▶ **Quoted passage**
= = =
It sounds like you both think its the defining thing

titchy Thu 03-Jan-13 22:38:49

Trust me by the time he's at secondary school he will not want you to have anything to do with hi social life! not sure why you think it would impact on his relationship with his father? Yes you'll have to travel for an hour to see him in school production or for parents evenings once or twice a year but that's no biggie is it?

Don't forget that kids will travel to the grammar from miles away - you may well find he makes friends with kid who live near you now!

ihearsounds Thu 03-Jan-13 22:41:55

Sorry education is far more important. It doesn't matter where the school is, if he wants to maintain contact he will. Even if he goes to the closer school, he might not be happy with that one and move school. His social life could still interfere with contact. He might decide especially during exams to reduce contact. Social interactions could still be further away, not all interactions revolve around the school and that area.

Chances are the rp has been thinking about this. She will be talking to parents at the primary school about where older siblings have gone. Possibly even had the chance to talk to those older siblings, my eldest dd's have been having these conversations with parents for the past 3 years from youngest friends parents (he's only year 2). She probably knows more about more than just the one school, including the one closer to you. Chances are your dss is having conversations with his friends about the school they might be attending.

Then in year 6 there will be the visits to the schools. It's not only about where the adults feel comfortable, but also the dc. When we went through this process, we had complete unbiased conversations, without us as adults having preferences. With each of my dc's we went through pros and cons for their individual needs, and the dc had a major say in the school. Sure it ended up with 3 separate schools, but each school was the best for that dc, even though one ended up doing a 2 hour round journey each day.

mumandboys123 Thu 03-Jan-13 22:46:35

it's more than location, you really need to understand how the LA makes a list of who will attend what school. Much depends where you live and the pressure on schooling in the local area - my understanding is that at the moment (last couple of years, next couple of years) there was a bit of a dip in the birthrate so some previously over-subscribed schools currently have vacancies in year 7. However, you can't depend on this with popular schools as there will always be those who will try their luck - and the success rate varies, depending on how far away they live. There are cases every year whereby one child gets in at number 2, but child at number 4 doesn't 'cos they are that bit further away and places ran out.

If you want the child to go to School A but he lives outwith the catchment of that school and you put School A as first choice, he won't automatically then be allocated a place in his catchment school (School B, within a couple of miles of his home address normally) because that could already be full with people who put it as first choice. Your stepson then gets allocated a place in School C which will probably be the worst school in the area with all the vacancies! You then face an agonising wait to get to the top of the waiting list for either School A or School B by September and whether that will happen or not depends on a lot of factors - including how many drop out (there are always some - parents move away) but also how many are on the list that are closer than you are (including those who move into the area which is a factor which is often forgotten about).

Sorry if that was telling you something you already know. My concern is you persisting with the idea that the school half an hour away towards you is the best school for him - you really do need to get a look at the figures on whether or not it is over-subscribed, understand their catchment boundaries (if there are any) and the LA policy on allocating places. As I said earlier, it's also worth speaking with the LA and the headteacher if you want to attend a school which is a bit further away than normal as they will know the likelihood of getting in. Your PWC doesn't have the defining choice but the courts will need a good reason to go against the catchment school/nearest school, particularly if getting into the school you want doesn't have good odds.
= = =
▶ **Exercise set**
1/ Translate this sentence from the school-choice discussion into Spanish: "It doesn't matter where the school is, if he wants to maintain contact he will."
2/ Rewrite the school-choice discussion from "ihearsounds Thu 03-Jan-13" to "and that area.", putting "visits" wherever "contact" appears.

(Items listed in a dataset)
= = =
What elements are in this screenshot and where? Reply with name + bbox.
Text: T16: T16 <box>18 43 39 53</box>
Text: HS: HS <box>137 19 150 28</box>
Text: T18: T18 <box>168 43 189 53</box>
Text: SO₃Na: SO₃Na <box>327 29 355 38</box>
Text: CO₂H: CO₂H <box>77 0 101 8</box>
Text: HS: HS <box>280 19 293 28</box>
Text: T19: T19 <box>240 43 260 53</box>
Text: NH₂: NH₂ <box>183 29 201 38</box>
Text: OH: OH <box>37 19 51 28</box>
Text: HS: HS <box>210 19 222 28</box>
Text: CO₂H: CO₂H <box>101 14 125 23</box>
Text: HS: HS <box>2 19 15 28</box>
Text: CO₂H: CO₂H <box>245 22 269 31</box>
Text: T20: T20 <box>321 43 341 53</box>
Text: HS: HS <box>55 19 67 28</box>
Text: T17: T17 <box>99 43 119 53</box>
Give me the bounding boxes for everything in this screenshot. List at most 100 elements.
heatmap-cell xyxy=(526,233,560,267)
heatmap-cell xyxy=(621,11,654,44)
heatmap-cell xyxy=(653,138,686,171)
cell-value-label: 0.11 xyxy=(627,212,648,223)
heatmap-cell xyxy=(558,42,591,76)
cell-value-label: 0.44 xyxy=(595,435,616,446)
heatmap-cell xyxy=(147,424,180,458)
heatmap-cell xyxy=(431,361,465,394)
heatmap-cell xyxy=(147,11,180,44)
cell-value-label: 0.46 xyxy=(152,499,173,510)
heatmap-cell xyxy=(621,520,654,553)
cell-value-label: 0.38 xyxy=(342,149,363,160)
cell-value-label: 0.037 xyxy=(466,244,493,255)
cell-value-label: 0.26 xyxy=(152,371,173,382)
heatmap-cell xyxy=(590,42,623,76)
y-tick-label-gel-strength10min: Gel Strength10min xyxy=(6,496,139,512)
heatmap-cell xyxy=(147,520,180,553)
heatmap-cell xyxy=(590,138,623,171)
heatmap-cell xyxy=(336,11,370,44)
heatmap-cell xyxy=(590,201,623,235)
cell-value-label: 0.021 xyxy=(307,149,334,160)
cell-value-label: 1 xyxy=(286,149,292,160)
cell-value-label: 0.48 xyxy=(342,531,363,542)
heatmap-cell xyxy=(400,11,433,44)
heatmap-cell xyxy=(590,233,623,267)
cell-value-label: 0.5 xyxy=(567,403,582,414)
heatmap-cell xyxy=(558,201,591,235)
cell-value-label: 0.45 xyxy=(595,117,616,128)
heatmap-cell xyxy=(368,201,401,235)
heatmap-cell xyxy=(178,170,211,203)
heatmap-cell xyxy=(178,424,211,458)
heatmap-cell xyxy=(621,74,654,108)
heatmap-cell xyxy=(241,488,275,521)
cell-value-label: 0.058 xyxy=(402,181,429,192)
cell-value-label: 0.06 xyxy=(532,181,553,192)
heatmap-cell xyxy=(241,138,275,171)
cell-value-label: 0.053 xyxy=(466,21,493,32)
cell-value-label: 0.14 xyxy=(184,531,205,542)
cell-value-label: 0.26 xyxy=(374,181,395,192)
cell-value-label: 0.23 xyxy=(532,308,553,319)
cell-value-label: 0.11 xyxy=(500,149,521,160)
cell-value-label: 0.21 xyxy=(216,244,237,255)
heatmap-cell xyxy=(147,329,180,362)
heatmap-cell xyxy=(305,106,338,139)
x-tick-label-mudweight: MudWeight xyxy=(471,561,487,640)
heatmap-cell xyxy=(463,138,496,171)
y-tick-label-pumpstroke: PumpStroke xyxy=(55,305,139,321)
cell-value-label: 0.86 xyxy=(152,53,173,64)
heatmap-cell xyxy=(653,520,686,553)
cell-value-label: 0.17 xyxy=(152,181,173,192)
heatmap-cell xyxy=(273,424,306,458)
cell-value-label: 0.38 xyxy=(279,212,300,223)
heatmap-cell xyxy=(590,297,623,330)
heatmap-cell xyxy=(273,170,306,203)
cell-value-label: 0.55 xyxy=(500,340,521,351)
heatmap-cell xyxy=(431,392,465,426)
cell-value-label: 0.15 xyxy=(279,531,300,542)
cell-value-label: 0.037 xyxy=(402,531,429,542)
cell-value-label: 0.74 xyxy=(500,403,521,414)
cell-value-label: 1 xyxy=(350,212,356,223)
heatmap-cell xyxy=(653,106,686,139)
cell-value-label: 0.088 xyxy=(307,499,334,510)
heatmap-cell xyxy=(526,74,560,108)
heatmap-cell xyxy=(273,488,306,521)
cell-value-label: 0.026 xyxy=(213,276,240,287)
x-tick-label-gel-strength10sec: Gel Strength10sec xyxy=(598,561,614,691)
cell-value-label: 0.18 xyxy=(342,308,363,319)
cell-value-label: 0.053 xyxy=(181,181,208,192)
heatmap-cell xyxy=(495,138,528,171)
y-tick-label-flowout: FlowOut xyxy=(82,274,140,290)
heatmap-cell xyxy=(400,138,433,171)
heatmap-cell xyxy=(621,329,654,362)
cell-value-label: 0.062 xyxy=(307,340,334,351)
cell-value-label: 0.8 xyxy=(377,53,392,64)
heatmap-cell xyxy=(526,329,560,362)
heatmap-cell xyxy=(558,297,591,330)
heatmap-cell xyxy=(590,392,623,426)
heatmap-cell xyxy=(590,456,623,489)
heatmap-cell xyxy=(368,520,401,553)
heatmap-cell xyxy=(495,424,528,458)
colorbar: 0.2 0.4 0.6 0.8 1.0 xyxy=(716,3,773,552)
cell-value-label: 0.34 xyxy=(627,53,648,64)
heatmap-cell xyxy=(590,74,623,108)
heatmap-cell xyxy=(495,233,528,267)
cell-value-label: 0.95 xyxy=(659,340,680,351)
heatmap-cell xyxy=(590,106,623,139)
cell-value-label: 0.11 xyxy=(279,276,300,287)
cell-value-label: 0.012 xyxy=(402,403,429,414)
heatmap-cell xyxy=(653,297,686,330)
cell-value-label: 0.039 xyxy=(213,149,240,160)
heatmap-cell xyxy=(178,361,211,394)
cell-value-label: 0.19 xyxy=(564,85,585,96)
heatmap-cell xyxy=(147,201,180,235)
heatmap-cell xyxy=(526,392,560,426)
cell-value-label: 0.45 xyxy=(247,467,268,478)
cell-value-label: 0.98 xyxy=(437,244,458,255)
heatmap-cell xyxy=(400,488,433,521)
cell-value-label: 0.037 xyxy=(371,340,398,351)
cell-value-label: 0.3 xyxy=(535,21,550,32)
= = =
▶ **Answers for the tasks**
1/ No importa dónde esté la escuela; si él quiere mantener el contacto, lo hará.

2/
ihearsounds Thu 03-Jan-13 22:41:55

Sorry education is far more important. It doesn't matter where the school is, if he wants to maintain visits he will. Even if he goes to the closer school, he might not be happy with that one and move school. His social life could still interfere with visits. He might decide especially during exams to reduce visits. Social interactions could still be further away, not all interactions revolve around the school and that area.